══ Entries supplied ══
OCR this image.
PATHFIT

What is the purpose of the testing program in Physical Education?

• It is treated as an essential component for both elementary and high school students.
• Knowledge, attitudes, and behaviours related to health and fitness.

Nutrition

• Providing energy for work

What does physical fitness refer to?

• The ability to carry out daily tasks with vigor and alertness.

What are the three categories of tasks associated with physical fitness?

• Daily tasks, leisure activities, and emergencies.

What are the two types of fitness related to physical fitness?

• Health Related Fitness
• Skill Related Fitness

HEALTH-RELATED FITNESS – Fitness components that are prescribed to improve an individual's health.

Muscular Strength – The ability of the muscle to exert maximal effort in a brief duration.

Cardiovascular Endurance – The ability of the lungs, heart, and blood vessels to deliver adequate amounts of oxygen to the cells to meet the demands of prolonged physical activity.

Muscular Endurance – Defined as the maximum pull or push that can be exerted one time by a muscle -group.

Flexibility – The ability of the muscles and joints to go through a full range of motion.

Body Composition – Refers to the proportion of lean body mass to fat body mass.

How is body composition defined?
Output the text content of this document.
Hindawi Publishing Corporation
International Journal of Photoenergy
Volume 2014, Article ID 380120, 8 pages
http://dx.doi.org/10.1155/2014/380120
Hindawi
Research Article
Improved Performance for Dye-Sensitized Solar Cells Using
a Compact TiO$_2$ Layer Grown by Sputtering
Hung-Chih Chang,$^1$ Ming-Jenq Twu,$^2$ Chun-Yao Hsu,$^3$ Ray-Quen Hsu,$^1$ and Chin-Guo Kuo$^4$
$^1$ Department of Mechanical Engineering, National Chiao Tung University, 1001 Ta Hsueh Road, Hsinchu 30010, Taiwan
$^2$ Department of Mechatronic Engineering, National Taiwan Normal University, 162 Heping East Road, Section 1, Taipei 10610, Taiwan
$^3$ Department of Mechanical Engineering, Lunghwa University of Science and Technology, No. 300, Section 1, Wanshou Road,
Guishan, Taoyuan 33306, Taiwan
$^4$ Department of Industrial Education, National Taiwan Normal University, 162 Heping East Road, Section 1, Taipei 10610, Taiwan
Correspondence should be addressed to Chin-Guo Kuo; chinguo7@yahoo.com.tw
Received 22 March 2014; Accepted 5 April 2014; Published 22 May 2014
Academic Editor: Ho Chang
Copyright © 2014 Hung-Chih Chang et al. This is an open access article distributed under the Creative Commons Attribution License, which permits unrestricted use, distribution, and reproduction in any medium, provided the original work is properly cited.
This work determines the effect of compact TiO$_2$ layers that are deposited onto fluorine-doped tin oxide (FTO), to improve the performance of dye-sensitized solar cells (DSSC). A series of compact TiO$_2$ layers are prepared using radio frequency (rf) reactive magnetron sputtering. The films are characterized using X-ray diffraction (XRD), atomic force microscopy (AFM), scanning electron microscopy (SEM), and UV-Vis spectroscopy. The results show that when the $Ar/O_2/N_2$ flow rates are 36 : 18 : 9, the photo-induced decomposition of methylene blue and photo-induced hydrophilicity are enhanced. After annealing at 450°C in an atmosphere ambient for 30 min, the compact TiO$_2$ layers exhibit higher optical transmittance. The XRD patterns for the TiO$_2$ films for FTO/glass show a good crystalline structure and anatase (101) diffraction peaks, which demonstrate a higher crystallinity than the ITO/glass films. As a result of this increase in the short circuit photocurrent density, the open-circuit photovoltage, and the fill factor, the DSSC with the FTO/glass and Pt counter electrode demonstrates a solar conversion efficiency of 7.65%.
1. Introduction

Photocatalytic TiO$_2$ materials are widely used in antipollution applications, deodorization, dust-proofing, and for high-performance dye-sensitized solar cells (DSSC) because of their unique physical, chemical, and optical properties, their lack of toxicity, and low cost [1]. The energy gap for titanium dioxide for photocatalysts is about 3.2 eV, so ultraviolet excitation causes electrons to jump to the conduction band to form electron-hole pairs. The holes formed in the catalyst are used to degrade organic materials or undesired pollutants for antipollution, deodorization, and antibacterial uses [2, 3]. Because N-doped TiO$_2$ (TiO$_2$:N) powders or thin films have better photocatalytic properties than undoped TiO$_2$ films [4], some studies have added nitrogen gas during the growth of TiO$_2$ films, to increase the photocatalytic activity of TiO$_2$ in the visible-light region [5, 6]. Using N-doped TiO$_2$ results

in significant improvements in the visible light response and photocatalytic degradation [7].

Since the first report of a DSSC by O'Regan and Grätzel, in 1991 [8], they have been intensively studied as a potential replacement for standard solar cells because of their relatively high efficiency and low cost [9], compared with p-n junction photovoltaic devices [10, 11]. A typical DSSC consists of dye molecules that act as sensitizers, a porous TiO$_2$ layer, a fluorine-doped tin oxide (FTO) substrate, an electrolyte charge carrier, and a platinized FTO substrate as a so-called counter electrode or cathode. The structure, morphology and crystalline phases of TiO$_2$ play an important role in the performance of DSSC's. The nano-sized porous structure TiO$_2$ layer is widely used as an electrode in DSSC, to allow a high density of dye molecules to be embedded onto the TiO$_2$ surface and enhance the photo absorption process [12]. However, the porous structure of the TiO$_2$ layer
═══
■ **What to work on**
Among the lines of the data, find every one that holds "Endurance" and copy it.

■ **Your solution**
Cardiovascular Endurance – The ability of the lungs, heart, and blood vessels to deliver adequate amounts of oxygen to the cells to meet the demands of prolonged physical activity.
Muscular Endurance – Defined as the maximum pull or push that can be exerted one time by a muscle -group.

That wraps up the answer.